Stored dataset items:
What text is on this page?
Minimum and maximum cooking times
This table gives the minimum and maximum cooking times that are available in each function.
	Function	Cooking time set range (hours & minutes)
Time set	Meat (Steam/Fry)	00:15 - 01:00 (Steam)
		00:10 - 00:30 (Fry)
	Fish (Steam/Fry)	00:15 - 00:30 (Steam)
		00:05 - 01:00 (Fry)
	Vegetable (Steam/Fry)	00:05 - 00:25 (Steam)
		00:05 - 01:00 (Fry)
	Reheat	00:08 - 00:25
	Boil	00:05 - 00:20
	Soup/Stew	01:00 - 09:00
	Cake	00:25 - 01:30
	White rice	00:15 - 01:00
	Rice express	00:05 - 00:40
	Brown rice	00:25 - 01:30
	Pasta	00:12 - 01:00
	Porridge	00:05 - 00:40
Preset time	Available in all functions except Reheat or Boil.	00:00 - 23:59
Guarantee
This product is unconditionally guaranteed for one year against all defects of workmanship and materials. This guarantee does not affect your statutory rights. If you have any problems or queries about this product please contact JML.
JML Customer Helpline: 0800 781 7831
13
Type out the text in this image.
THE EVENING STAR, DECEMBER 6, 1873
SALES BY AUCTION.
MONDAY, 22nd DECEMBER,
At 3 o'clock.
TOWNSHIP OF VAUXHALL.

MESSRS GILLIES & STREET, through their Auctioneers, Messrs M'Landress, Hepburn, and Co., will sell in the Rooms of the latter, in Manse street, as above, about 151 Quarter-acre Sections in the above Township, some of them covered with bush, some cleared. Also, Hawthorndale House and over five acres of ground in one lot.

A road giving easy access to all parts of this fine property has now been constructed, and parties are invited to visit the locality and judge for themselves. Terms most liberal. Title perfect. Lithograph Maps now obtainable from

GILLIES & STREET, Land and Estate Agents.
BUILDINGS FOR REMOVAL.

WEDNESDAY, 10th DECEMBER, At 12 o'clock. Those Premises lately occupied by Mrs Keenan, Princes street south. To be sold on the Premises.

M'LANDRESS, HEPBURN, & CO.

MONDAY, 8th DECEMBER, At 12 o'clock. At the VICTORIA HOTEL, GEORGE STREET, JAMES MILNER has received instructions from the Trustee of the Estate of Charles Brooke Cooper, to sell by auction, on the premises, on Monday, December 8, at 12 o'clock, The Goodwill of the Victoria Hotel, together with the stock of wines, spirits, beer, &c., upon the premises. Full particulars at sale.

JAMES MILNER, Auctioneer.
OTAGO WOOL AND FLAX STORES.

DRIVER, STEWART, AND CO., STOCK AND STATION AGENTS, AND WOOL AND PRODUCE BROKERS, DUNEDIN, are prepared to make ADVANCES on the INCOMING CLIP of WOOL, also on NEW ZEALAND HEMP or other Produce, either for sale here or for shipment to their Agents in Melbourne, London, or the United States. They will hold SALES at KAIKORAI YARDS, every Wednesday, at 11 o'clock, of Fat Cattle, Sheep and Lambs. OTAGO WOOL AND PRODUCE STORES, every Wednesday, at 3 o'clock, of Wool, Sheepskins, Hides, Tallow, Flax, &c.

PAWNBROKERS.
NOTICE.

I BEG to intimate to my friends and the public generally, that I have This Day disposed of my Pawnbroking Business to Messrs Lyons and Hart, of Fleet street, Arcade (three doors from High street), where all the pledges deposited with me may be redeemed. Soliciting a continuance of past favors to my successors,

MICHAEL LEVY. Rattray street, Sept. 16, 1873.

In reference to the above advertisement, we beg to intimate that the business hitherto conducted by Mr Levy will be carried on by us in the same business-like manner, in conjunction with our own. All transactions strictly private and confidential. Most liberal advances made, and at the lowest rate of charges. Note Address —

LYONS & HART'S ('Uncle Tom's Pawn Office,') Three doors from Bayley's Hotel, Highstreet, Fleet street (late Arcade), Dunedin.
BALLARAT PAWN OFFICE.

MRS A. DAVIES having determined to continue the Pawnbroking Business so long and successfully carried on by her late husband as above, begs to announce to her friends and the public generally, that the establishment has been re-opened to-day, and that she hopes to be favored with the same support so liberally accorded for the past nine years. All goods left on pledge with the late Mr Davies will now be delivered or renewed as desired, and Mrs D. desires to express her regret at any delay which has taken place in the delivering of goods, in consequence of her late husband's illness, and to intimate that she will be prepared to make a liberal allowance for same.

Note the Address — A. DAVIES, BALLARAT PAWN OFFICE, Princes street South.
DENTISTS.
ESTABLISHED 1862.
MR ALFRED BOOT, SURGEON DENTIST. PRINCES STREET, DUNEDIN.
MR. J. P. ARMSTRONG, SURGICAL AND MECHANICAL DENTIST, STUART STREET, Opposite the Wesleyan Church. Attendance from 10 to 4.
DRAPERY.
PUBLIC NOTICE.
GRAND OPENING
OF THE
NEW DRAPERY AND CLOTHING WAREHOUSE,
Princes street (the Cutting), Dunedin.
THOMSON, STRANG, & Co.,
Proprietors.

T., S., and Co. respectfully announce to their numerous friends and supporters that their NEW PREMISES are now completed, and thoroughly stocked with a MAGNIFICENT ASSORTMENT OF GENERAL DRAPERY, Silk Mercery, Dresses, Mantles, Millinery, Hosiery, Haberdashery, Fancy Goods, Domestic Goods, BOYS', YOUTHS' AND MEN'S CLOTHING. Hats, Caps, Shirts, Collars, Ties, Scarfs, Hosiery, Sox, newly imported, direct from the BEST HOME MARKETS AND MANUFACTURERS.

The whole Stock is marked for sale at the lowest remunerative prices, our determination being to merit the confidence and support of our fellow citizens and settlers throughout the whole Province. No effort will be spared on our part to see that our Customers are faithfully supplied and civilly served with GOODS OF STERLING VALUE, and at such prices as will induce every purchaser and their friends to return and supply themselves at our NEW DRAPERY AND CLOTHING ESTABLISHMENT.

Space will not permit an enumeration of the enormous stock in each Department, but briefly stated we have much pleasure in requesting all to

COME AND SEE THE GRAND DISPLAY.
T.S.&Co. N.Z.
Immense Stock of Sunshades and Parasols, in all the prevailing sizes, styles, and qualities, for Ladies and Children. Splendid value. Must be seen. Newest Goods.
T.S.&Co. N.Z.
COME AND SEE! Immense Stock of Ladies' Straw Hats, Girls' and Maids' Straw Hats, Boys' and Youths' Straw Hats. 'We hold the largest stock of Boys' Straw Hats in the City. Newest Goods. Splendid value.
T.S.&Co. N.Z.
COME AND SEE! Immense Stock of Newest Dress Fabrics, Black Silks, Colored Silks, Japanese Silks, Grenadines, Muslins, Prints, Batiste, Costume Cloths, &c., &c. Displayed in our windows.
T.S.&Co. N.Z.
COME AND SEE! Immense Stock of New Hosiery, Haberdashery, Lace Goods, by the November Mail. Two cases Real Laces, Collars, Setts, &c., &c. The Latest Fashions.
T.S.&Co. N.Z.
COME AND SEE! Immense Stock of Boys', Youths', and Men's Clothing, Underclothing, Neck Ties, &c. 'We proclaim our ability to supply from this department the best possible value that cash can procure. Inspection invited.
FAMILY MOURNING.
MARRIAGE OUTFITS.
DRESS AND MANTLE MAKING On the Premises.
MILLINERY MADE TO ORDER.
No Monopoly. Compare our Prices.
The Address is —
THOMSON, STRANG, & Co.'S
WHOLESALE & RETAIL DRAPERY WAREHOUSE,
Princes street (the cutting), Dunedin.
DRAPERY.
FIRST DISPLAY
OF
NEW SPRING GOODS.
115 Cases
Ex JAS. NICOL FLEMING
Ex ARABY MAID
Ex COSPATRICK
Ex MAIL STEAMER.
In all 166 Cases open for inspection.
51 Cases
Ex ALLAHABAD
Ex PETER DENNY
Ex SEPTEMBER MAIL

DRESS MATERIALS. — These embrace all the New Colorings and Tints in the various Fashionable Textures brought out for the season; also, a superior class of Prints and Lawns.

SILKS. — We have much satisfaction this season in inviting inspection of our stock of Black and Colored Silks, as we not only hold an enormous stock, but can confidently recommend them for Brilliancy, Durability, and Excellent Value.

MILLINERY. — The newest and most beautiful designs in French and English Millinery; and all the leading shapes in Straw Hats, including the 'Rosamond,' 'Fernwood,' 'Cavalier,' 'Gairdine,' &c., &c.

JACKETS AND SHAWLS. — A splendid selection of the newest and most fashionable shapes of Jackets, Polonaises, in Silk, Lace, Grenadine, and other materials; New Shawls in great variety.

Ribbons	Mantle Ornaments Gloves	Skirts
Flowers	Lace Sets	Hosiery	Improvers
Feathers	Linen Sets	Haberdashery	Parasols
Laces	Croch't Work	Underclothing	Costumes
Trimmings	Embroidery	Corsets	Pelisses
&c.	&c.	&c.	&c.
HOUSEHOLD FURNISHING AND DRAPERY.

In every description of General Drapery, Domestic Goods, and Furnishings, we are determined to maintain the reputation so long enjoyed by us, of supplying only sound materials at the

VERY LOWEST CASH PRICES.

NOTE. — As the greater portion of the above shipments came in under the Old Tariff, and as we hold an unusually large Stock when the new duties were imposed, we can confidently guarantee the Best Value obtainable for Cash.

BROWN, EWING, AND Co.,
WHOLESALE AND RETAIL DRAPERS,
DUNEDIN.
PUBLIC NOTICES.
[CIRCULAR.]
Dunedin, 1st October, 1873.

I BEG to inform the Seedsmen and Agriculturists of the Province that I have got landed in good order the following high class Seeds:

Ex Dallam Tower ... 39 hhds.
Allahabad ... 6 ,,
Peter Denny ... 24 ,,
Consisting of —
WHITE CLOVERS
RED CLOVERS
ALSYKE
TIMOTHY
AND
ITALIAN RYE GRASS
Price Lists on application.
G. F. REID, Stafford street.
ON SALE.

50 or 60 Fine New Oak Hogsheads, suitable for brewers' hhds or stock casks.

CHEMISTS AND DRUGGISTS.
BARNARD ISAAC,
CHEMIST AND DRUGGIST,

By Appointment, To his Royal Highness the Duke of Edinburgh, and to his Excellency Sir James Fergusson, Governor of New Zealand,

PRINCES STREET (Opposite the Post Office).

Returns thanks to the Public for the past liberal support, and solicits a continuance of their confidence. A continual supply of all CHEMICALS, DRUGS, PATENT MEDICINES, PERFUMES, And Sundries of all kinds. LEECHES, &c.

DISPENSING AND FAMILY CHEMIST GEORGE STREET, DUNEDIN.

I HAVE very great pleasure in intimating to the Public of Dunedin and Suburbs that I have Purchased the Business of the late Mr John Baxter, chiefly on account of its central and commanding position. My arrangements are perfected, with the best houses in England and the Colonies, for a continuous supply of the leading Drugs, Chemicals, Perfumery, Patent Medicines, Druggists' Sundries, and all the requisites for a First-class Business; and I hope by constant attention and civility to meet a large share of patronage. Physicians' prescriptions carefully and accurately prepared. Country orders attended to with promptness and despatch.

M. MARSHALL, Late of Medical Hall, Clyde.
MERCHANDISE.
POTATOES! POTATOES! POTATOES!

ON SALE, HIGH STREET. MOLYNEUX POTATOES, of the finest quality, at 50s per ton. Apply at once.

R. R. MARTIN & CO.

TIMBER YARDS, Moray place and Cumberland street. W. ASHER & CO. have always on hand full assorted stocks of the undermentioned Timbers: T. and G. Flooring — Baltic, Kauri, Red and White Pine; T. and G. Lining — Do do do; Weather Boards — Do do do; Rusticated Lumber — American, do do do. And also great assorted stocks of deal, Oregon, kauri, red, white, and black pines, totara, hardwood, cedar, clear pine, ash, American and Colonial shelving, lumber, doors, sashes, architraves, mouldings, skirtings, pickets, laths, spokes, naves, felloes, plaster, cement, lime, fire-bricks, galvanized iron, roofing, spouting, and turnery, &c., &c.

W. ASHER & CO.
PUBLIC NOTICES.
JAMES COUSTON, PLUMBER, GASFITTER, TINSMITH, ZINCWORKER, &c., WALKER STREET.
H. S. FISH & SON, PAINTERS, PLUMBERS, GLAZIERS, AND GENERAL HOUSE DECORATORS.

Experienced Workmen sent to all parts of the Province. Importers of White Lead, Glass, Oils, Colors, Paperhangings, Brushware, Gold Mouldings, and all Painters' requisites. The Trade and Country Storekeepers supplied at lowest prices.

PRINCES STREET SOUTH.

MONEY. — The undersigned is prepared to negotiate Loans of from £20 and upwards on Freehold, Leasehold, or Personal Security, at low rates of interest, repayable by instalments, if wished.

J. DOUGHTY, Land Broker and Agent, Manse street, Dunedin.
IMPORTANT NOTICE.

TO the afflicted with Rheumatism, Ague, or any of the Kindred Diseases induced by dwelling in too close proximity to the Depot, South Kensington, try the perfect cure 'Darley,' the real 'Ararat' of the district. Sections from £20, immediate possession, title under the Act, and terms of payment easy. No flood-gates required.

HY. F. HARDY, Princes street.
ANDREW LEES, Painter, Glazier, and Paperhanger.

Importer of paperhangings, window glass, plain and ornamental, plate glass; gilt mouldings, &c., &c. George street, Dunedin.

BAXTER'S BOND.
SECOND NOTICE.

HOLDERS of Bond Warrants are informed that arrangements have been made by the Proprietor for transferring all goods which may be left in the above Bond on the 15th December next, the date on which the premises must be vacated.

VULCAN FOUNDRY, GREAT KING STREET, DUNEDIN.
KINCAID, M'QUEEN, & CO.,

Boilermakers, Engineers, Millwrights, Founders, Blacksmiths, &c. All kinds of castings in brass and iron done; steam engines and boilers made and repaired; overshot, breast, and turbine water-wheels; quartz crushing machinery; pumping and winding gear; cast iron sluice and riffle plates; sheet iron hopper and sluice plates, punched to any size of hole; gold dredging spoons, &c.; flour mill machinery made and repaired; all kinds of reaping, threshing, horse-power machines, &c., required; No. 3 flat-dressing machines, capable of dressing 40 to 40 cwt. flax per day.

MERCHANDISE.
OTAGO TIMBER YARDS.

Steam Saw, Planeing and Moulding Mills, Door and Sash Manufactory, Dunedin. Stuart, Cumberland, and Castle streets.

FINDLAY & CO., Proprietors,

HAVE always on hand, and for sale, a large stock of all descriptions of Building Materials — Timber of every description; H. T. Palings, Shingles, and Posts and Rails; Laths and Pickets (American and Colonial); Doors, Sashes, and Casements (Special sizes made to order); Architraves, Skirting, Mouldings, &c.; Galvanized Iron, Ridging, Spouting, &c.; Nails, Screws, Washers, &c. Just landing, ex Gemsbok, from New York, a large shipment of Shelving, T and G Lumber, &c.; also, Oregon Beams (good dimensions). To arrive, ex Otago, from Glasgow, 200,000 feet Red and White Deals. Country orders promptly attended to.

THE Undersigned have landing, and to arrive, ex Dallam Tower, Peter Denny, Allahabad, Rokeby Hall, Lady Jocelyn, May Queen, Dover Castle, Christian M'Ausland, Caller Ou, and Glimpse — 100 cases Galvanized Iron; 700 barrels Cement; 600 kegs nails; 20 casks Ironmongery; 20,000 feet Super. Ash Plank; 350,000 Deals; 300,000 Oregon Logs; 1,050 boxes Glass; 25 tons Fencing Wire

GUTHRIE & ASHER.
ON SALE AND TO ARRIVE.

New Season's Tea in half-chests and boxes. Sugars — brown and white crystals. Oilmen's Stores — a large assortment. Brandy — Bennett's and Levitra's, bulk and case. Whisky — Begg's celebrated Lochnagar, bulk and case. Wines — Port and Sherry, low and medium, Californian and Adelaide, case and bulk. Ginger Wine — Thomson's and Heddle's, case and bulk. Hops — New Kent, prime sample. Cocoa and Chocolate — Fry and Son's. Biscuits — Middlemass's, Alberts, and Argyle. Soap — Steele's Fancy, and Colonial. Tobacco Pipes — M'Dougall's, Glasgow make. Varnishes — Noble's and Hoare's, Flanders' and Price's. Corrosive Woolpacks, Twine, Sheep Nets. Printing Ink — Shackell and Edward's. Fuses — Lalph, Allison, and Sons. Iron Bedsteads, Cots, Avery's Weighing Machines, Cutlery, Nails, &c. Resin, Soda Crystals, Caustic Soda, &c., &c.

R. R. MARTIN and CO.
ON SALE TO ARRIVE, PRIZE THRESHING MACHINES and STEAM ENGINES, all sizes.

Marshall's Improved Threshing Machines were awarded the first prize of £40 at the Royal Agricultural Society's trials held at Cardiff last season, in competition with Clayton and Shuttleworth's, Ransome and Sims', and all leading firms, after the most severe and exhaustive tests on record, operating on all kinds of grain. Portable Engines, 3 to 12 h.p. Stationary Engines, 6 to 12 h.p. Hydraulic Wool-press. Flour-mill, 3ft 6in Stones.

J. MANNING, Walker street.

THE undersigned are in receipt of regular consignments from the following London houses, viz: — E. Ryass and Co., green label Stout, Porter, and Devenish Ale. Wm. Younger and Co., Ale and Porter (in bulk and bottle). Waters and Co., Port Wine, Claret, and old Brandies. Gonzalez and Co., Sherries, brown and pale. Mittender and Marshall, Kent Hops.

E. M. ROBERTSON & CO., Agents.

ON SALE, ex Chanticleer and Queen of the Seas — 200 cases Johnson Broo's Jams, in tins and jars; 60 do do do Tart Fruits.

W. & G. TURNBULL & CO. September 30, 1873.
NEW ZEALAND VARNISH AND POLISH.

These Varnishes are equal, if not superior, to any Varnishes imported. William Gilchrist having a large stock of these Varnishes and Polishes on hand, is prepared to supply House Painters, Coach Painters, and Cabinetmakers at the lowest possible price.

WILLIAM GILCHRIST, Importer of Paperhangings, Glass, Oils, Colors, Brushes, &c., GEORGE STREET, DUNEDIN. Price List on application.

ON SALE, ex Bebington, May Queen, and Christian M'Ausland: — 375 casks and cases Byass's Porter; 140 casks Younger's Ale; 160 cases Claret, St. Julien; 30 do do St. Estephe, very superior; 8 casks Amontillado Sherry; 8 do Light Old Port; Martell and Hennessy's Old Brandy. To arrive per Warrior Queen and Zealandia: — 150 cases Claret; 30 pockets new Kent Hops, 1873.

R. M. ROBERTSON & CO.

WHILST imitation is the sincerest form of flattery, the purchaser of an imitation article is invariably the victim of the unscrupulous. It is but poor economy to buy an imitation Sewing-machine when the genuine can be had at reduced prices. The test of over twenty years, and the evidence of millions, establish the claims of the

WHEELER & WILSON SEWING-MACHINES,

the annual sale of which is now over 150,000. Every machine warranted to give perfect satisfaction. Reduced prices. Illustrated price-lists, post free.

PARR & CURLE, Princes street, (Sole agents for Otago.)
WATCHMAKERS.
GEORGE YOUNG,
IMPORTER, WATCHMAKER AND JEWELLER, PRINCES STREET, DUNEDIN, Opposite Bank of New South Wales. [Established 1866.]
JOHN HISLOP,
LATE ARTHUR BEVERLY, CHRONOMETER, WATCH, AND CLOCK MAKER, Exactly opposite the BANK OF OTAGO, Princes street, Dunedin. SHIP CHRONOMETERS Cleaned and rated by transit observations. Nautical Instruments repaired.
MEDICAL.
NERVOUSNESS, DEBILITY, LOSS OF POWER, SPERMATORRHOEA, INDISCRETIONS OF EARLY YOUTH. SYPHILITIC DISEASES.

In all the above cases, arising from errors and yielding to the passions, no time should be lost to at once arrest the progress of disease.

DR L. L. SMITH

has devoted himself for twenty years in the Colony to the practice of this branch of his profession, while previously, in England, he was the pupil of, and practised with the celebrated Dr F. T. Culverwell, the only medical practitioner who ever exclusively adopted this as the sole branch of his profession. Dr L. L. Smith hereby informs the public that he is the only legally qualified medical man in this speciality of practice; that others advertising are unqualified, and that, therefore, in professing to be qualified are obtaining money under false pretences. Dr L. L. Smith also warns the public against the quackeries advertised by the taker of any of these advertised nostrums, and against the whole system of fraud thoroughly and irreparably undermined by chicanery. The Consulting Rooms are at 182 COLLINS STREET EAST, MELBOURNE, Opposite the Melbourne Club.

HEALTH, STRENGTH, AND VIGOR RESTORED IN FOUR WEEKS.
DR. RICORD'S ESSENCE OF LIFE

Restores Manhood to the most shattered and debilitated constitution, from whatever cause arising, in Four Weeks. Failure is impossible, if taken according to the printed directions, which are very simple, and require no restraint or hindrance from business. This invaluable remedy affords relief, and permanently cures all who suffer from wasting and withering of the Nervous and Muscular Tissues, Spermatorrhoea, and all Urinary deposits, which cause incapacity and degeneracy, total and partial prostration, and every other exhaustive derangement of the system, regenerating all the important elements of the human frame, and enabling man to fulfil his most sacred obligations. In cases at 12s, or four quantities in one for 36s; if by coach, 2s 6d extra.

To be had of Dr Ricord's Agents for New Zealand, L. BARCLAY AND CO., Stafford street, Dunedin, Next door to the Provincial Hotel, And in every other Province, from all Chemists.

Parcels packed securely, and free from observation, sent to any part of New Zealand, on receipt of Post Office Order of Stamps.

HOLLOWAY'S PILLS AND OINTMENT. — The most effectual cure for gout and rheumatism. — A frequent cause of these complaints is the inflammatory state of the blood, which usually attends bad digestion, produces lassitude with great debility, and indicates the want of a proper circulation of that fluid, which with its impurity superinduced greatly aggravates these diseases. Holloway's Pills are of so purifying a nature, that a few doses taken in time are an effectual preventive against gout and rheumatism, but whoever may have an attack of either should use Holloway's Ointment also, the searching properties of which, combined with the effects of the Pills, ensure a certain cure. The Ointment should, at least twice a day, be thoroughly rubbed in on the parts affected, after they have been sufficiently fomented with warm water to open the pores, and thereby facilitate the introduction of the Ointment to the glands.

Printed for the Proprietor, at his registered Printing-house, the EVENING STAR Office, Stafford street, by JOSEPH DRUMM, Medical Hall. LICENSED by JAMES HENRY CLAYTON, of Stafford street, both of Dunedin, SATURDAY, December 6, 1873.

→ Required task
Search the data for "carried". Copy every matching line.

→ Answer for the task
In reference to the above advertisement, we beg to intimate that the business hitherto conducted by Mr Levy will be carried on by us in the same business-like manner, in conjunction with our own. All transactions strictly private and confidential. Most liberal advances made, and at the lowest rate of charges. Note Address —
MRS A. DAVIES having determined to continue the Pawnbroking Business so long and successfully carried on by her late husband as above, begs to announce to her friends and the public generally, that the establishment has been re-opened to-day, and that she hopes to be favored with the same support so liberally accorded for the past nine years. All goods left on pledge with the late Mr Davies will now be delivered or renewed as desired, and Mrs D. desires to express her regret at any delay which has taken place in the delivering of goods, in consequence of her late husband's illness, and to intimate that she will be prepared to make a liberal allowance for same.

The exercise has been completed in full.